• EXERCISE TASK:
Print the listing as it stands, omitting all images.

• DATA FOR THIS EXERCISE:
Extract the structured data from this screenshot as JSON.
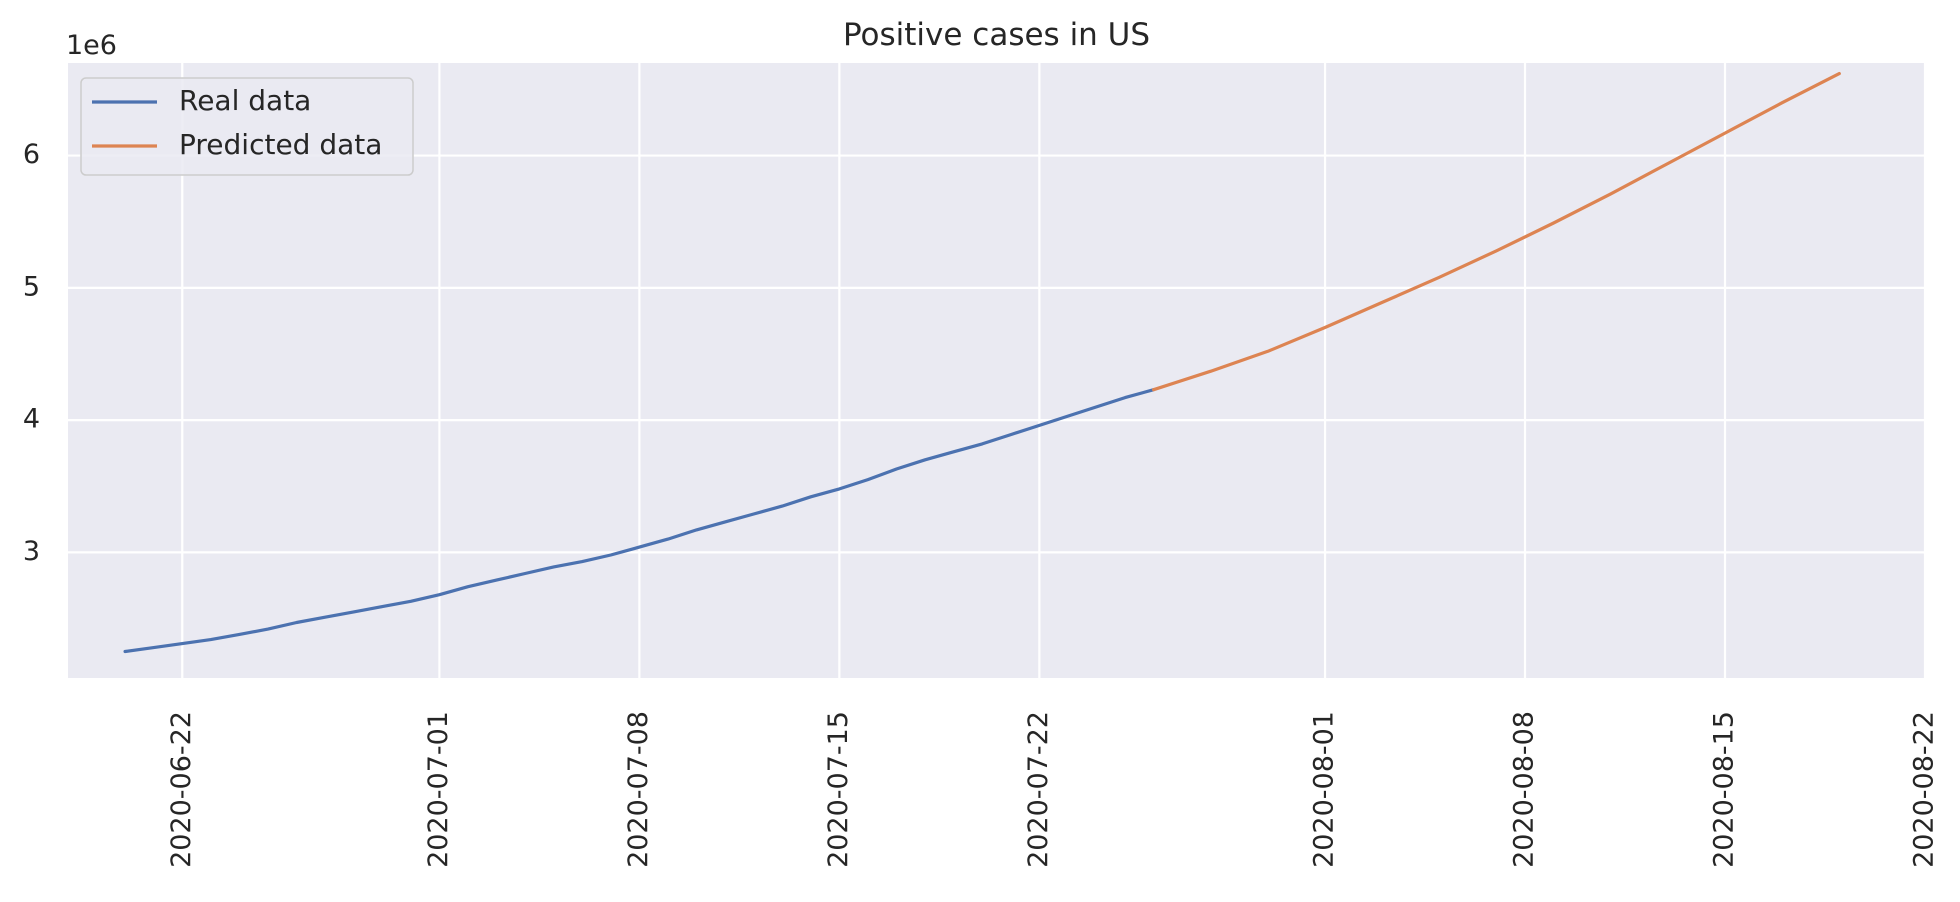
{
  "chart_data": {
    "type": "line",
    "title": "Positive cases in US",
    "xlabel": "",
    "ylabel": "",
    "y_offset_label": "1e6",
    "x_type": "date",
    "xlim": [
      "2020-06-18",
      "2020-08-22"
    ],
    "ylim": [
      2.05,
      6.7
    ],
    "grid": true,
    "legend_position": "upper-left",
    "x_ticks": [
      "2020-06-22",
      "2020-07-01",
      "2020-07-08",
      "2020-07-15",
      "2020-07-22",
      "2020-08-01",
      "2020-08-08",
      "2020-08-15",
      "2020-08-22"
    ],
    "y_ticks": [
      3,
      4,
      5,
      6
    ],
    "colors": {
      "real": "#4c72b0",
      "predicted": "#dd8452",
      "background": "#eaeaf2"
    },
    "series": [
      {
        "name": "Real data",
        "color": "#4c72b0",
        "points": [
          [
            "2020-06-20",
            2.25
          ],
          [
            "2020-06-21",
            2.28
          ],
          [
            "2020-06-22",
            2.31
          ],
          [
            "2020-06-23",
            2.34
          ],
          [
            "2020-06-24",
            2.38
          ],
          [
            "2020-06-25",
            2.42
          ],
          [
            "2020-06-26",
            2.47
          ],
          [
            "2020-06-27",
            2.51
          ],
          [
            "2020-06-28",
            2.55
          ],
          [
            "2020-06-29",
            2.59
          ],
          [
            "2020-06-30",
            2.63
          ],
          [
            "2020-07-01",
            2.68
          ],
          [
            "2020-07-02",
            2.74
          ],
          [
            "2020-07-03",
            2.79
          ],
          [
            "2020-07-04",
            2.84
          ],
          [
            "2020-07-05",
            2.89
          ],
          [
            "2020-07-06",
            2.93
          ],
          [
            "2020-07-07",
            2.98
          ],
          [
            "2020-07-08",
            3.04
          ],
          [
            "2020-07-09",
            3.1
          ],
          [
            "2020-07-10",
            3.17
          ],
          [
            "2020-07-11",
            3.23
          ],
          [
            "2020-07-12",
            3.29
          ],
          [
            "2020-07-13",
            3.35
          ],
          [
            "2020-07-14",
            3.42
          ],
          [
            "2020-07-15",
            3.48
          ],
          [
            "2020-07-16",
            3.55
          ],
          [
            "2020-07-17",
            3.63
          ],
          [
            "2020-07-18",
            3.7
          ],
          [
            "2020-07-19",
            3.76
          ],
          [
            "2020-07-20",
            3.82
          ],
          [
            "2020-07-21",
            3.89
          ],
          [
            "2020-07-22",
            3.96
          ],
          [
            "2020-07-23",
            4.03
          ],
          [
            "2020-07-24",
            4.1
          ],
          [
            "2020-07-25",
            4.17
          ],
          [
            "2020-07-26",
            4.23
          ]
        ]
      },
      {
        "name": "Predicted data",
        "color": "#dd8452",
        "points": [
          [
            "2020-07-26",
            4.23
          ],
          [
            "2020-07-28",
            4.37
          ],
          [
            "2020-07-30",
            4.52
          ],
          [
            "2020-08-01",
            4.7
          ],
          [
            "2020-08-03",
            4.89
          ],
          [
            "2020-08-05",
            5.08
          ],
          [
            "2020-08-07",
            5.28
          ],
          [
            "2020-08-09",
            5.49
          ],
          [
            "2020-08-11",
            5.71
          ],
          [
            "2020-08-13",
            5.94
          ],
          [
            "2020-08-15",
            6.17
          ],
          [
            "2020-08-17",
            6.4
          ],
          [
            "2020-08-19",
            6.62
          ]
        ]
      }
    ]
  }
}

• RESPONSE TO THIS EXERCISE:
Extract the structured data from this screenshot as JSON.
{
  "chart_data": {
    "type": "line",
    "title": "Positive cases in US",
    "xlabel": "",
    "ylabel": "",
    "y_offset_label": "1e6",
    "x_type": "date",
    "xlim": [
      "2020-06-18",
      "2020-08-22"
    ],
    "ylim": [
      2.05,
      6.7
    ],
    "grid": true,
    "legend_position": "upper-left",
    "x_ticks": [
      "2020-06-22",
      "2020-07-01",
      "2020-07-08",
      "2020-07-15",
      "2020-07-22",
      "2020-08-01",
      "2020-08-08",
      "2020-08-15",
      "2020-08-22"
    ],
    "y_ticks": [
      3,
      4,
      5,
      6
    ],
    "colors": {
      "real": "#4c72b0",
      "predicted": "#dd8452",
      "background": "#eaeaf2"
    },
    "series": [
      {
        "name": "Real data",
        "color": "#4c72b0",
        "points": [
          [
            "2020-06-20",
            2.25
          ],
          [
            "2020-06-21",
            2.28
          ],
          [
            "2020-06-22",
            2.31
          ],
          [
            "2020-06-23",
            2.34
          ],
          [
            "2020-06-24",
            2.38
          ],
          [
            "2020-06-25",
            2.42
          ],
          [
            "2020-06-26",
            2.47
          ],
          [
            "2020-06-27",
            2.51
          ],
          [
            "2020-06-28",
            2.55
          ],
          [
            "2020-06-29",
            2.59
          ],
          [
            "2020-06-30",
            2.63
          ],
          [
            "2020-07-01",
            2.68
          ],
          [
            "2020-07-02",
            2.74
          ],
          [
            "2020-07-03",
            2.79
          ],
          [
            "2020-07-04",
            2.84
          ],
          [
            "2020-07-05",
            2.89
          ],
          [
            "2020-07-06",
            2.93
          ],
          [
            "2020-07-07",
            2.98
          ],
          [
            "2020-07-08",
            3.04
          ],
          [
            "2020-07-09",
            3.1
          ],
          [
            "2020-07-10",
            3.17
          ],
          [
            "2020-07-11",
            3.23
          ],
          [
            "2020-07-12",
            3.29
          ],
          [
            "2020-07-13",
            3.35
          ],
          [
            "2020-07-14",
            3.42
          ],
          [
            "2020-07-15",
            3.48
          ],
          [
            "2020-07-16",
            3.55
          ],
          [
            "2020-07-17",
            3.63
          ],
          [
            "2020-07-18",
            3.7
          ],
          [
            "2020-07-19",
            3.76
          ],
          [
            "2020-07-20",
            3.82
          ],
          [
            "2020-07-21",
            3.89
          ],
          [
            "2020-07-22",
            3.96
          ],
          [
            "2020-07-23",
            4.03
          ],
          [
            "2020-07-24",
            4.1
          ],
          [
            "2020-07-25",
            4.17
          ],
          [
            "2020-07-26",
            4.23
          ]
        ]
      },
      {
        "name": "Predicted data",
        "color": "#dd8452",
        "points": [
          [
            "2020-07-26",
            4.23
          ],
          [
            "2020-07-28",
            4.37
          ],
          [
            "2020-07-30",
            4.52
          ],
          [
            "2020-08-01",
            4.7
          ],
          [
            "2020-08-03",
            4.89
          ],
          [
            "2020-08-05",
            5.08
          ],
          [
            "2020-08-07",
            5.28
          ],
          [
            "2020-08-09",
            5.49
          ],
          [
            "2020-08-11",
            5.71
          ],
          [
            "2020-08-13",
            5.94
          ],
          [
            "2020-08-15",
            6.17
          ],
          [
            "2020-08-17",
            6.4
          ],
          [
            "2020-08-19",
            6.62
          ]
        ]
      }
    ]
  }
}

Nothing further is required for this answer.